■ **Supplied records**:
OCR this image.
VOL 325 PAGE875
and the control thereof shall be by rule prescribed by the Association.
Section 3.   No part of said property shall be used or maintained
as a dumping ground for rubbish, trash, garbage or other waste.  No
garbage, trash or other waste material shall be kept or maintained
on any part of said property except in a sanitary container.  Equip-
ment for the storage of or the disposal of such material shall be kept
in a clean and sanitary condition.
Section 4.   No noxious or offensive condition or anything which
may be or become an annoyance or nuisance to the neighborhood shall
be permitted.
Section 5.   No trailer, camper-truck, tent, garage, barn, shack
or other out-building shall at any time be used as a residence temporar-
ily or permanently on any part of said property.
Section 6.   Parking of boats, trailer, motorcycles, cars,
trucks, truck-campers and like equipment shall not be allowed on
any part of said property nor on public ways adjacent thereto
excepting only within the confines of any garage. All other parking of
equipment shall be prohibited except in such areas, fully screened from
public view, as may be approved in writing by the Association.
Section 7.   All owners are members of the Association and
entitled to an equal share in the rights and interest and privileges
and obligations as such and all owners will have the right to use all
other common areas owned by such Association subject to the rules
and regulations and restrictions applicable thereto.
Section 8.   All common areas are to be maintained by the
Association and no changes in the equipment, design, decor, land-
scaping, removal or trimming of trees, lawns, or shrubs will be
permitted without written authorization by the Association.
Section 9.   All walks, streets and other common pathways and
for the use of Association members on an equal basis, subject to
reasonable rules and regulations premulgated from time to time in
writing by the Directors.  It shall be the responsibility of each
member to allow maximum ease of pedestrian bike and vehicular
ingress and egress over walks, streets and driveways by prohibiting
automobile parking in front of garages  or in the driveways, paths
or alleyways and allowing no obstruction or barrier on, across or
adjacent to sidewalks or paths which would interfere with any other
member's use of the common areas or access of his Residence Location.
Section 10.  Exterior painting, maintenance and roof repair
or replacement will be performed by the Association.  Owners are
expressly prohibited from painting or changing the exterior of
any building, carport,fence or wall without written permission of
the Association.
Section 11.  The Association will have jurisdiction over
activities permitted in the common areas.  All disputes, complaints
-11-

■ **Directions**: Output each record precisely as given.

■ **Answer to the exercise**:
OCR this image.
VOL 325 PAGE875
and the control thereof shall be by rule prescribed by the Association.
Section 3.   No part of said property shall be used or maintained
as a dumping ground for rubbish, trash, garbage or other waste.  No
garbage, trash or other waste material shall be kept or maintained
on any part of said property except in a sanitary container.  Equip-
ment for the storage of or the disposal of such material shall be kept
in a clean and sanitary condition.
Section 4.   No noxious or offensive condition or anything which
may be or become an annoyance or nuisance to the neighborhood shall
be permitted.
Section 5.   No trailer, camper-truck, tent, garage, barn, shack
or other out-building shall at any time be used as a residence temporar-
ily or permanently on any part of said property.
Section 6.   Parking of boats, trailer, motorcycles, cars,
trucks, truck-campers and like equipment shall not be allowed on
any part of said property nor on public ways adjacent thereto
excepting only within the confines of any garage. All other parking of
equipment shall be prohibited except in such areas, fully screened from
public view, as may be approved in writing by the Association.
Section 7.   All owners are members of the Association and
entitled to an equal share in the rights and interest and privileges
and obligations as such and all owners will have the right to use all
other common areas owned by such Association subject to the rules
and regulations and restrictions applicable thereto.
Section 8.   All common areas are to be maintained by the
Association and no changes in the equipment, design, decor, land-
scaping, removal or trimming of trees, lawns, or shrubs will be
permitted without written authorization by the Association.
Section 9.   All walks, streets and other common pathways and
for the use of Association members on an equal basis, subject to
reasonable rules and regulations premulgated from time to time in
writing by the Directors.  It shall be the responsibility of each
member to allow maximum ease of pedestrian bike and vehicular
ingress and egress over walks, streets and driveways by prohibiting
automobile parking in front of garages  or in the driveways, paths
or alleyways and allowing no obstruction or barrier on, across or
adjacent to sidewalks or paths which would interfere with any other
member's use of the common areas or access of his Residence Location.
Section 10.  Exterior painting, maintenance and roof repair
or replacement will be performed by the Association.  Owners are
expressly prohibited from painting or changing the exterior of
any building, carport,fence or wall without written permission of
the Association.
Section 11.  The Association will have jurisdiction over
activities permitted in the common areas.  All disputes, complaints
-11-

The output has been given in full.